EXERCISE GOAL:
Convert every line of the material below into a Markdown table with two columns, No. and Line, numbering the rows in order and skipping blank lines. Leave the pictures out.

Labeled box records
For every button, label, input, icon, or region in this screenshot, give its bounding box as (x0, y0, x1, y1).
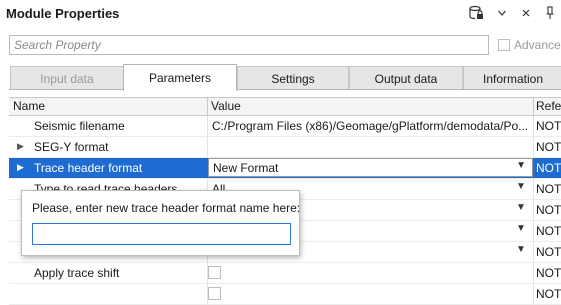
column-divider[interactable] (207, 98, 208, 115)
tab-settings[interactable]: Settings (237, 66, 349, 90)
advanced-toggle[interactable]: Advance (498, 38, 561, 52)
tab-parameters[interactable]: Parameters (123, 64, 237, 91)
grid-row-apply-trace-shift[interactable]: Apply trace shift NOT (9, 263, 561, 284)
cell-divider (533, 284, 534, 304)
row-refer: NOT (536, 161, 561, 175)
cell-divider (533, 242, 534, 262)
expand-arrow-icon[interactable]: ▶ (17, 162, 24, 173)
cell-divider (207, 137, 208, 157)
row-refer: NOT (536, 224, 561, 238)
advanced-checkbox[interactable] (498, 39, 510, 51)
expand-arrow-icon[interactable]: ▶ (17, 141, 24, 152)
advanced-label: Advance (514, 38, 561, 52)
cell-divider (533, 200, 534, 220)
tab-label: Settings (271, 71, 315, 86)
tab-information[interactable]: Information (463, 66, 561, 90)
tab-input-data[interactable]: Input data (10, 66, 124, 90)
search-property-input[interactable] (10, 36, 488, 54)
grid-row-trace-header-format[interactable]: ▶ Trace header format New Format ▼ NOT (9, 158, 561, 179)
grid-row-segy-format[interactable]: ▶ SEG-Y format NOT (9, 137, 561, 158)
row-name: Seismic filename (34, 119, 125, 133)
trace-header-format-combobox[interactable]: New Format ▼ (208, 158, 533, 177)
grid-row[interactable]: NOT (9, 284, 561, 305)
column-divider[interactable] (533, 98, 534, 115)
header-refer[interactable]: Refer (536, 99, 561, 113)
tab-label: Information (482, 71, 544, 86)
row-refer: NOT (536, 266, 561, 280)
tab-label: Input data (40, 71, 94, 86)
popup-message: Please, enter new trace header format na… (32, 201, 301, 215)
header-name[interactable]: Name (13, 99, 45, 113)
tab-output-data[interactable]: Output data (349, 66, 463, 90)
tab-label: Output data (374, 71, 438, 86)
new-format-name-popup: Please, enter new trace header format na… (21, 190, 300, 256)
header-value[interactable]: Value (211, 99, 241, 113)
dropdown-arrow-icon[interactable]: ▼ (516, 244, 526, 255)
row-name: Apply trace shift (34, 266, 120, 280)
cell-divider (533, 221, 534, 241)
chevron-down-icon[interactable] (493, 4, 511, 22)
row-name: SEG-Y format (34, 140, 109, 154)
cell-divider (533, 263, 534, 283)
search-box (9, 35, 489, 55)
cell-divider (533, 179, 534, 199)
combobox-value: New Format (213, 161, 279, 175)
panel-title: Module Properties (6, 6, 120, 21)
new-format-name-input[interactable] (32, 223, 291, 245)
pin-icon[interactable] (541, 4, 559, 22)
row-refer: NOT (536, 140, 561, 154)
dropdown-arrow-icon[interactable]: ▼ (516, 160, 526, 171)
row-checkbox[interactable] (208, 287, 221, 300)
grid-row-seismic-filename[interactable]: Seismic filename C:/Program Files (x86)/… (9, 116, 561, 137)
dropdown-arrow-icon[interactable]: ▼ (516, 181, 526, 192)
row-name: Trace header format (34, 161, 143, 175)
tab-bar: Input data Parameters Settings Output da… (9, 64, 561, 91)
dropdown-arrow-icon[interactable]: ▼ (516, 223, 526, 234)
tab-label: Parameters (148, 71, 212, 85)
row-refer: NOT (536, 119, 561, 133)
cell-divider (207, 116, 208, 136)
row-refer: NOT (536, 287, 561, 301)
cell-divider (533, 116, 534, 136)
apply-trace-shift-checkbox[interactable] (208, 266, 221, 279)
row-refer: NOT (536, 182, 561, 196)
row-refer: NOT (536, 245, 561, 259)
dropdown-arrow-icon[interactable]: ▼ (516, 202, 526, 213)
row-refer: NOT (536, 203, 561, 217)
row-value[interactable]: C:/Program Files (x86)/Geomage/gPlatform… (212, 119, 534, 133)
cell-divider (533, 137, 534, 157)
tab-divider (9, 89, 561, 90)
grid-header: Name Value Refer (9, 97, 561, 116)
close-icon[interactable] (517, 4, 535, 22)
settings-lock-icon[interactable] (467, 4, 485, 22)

WRITTEN SOLUTION:
| No. | Line |
|---|---|
| 1 | For every button, label, input, icon, or region in this screenshot, give its bounding box as (x0, y0, x1, y1). |
| 2 | column-divider[interactable] (207, 98, 208, 115) |
| 3 | tab-settings[interactable]: Settings (237, 66, 349, 90) |
| 4 | advanced-toggle[interactable]: Advance (498, 38, 561, 52) |
| 5 | tab-parameters[interactable]: Parameters (123, 64, 237, 91) |
| 6 | grid-row-apply-trace-shift[interactable]: Apply trace shift NOT (9, 263, 561, 284) |
| 7 | cell-divider (533, 284, 534, 304) |
| 8 | row-refer: NOT (536, 161, 561, 175) |
| 9 | cell-divider (533, 242, 534, 262) |
| 10 | expand-arrow-icon[interactable]: ▶ (17, 162, 24, 173) |
| 11 | cell-divider (207, 137, 208, 157) |
| 12 | row-refer: NOT (536, 224, 561, 238) |
| 13 | advanced-checkbox[interactable] (498, 39, 510, 51) |
| 14 | expand-arrow-icon[interactable]: ▶ (17, 141, 24, 152) |
| 15 | advanced-label: Advance (514, 38, 561, 52) |
| 16 | cell-divider (533, 200, 534, 220) |
| 17 | tab-label: Settings (271, 71, 315, 86) |
| 18 | tab-information[interactable]: Information (463, 66, 561, 90) |
| 19 | tab-input-data[interactable]: Input data (10, 66, 124, 90) |
| 20 | search-property-input[interactable] (10, 36, 488, 54) |
| 21 | grid-row-trace-header-format[interactable]: ▶ Trace header format New Format ▼ NOT (9, 158, 561, 179) |
| 22 | grid-row-segy-format[interactable]: ▶ SEG-Y format NOT (9, 137, 561, 158) |
| 23 | row-name: Seismic filename (34, 119, 125, 133) |
| 24 | trace-header-format-combobox[interactable]: New Format ▼ (208, 158, 533, 177) |
| 25 | grid-row[interactable]: NOT (9, 284, 561, 305) |
| 26 | column-divider[interactable] (533, 98, 534, 115) |
| 27 | header-refer[interactable]: Refer (536, 99, 561, 113) |
| 28 | tab-label: Information (482, 71, 544, 86) |
| 29 | row-refer: NOT (536, 266, 561, 280) |
| 30 | tab-label: Input data (40, 71, 94, 86) |
| 31 | popup-message: Please, enter new trace header format na… (32, 201, 301, 215) |
| 32 | header-name[interactable]: Name (13, 99, 45, 113) |
| 33 | tab-output-data[interactable]: Output data (349, 66, 463, 90) |
| 34 | tab-label: Output data (374, 71, 438, 86) |
| 35 | new-format-name-popup: Please, enter new trace header format na… (21, 190, 300, 256) |
| 36 | header-value[interactable]: Value (211, 99, 241, 113) |
| 37 | dropdown-arrow-icon[interactable]: ▼ (516, 244, 526, 255) |
| 38 | row-name: Apply trace shift (34, 266, 120, 280) |
| 39 | cell-divider (533, 221, 534, 241) |
| 40 | chevron-down-icon[interactable] (493, 4, 511, 22) |
| 41 | row-name: SEG-Y format (34, 140, 109, 154) |
| 42 | cell-divider (533, 263, 534, 283) |
| 43 | search-box (9, 35, 489, 55) |
| 44 | cell-divider (533, 179, 534, 199) |
| 45 | combobox-value: New Format (213, 161, 279, 175) |
| 46 | panel-title: Module Properties (6, 6, 120, 21) |
| 47 | new-format-name-input[interactable] (32, 223, 291, 245) |
| 48 | pin-icon[interactable] (541, 4, 559, 22) |
| 49 | row-refer: NOT (536, 140, 561, 154) |
| 50 | dropdown-arrow-icon[interactable]: ▼ (516, 160, 526, 171) |
| 51 | row-checkbox[interactable] (208, 287, 221, 300) |
| 52 | grid-row-seismic-filename[interactable]: Seismic filename C:/Program Files (x86)/… (9, 116, 561, 137) |
| 53 | dropdown-arrow-icon[interactable]: ▼ (516, 181, 526, 192) |
| 54 | row-name: Trace header format (34, 161, 143, 175) |
| 55 | tab-bar: Input data Parameters Settings Output da… (9, 64, 561, 91) |
| 56 | dropdown-arrow-icon[interactable]: ▼ (516, 223, 526, 234) |
| 57 | tab-label: Parameters (148, 71, 212, 85) |
| 58 | row-refer: NOT (536, 119, 561, 133) |
| 59 | cell-divider (207, 116, 208, 136) |
| 60 | row-refer: NOT (536, 287, 561, 301) |
| 61 | cell-divider (533, 116, 534, 136) |
| 62 | apply-trace-shift-checkbox[interactable] (208, 266, 221, 279) |
| 63 | row-refer: NOT (536, 182, 561, 196) |
| 64 | row-refer: NOT (536, 245, 561, 259) |
| 65 | dropdown-arrow-icon[interactable]: ▼ (516, 202, 526, 213) |
| 66 | row-refer: NOT (536, 203, 561, 217) |
| 67 | row-value[interactable]: C:/Program Files (x86)/Geomage/gPlatform… (212, 119, 534, 133) |
| 68 | cell-divider (533, 137, 534, 157) |
| 69 | tab-divider (9, 89, 561, 90) |
| 70 | grid-header: Name Value Refer (9, 97, 561, 116) |
| 71 | close-icon[interactable] (517, 4, 535, 22) |
| 72 | settings-lock-icon[interactable] (467, 4, 485, 22) |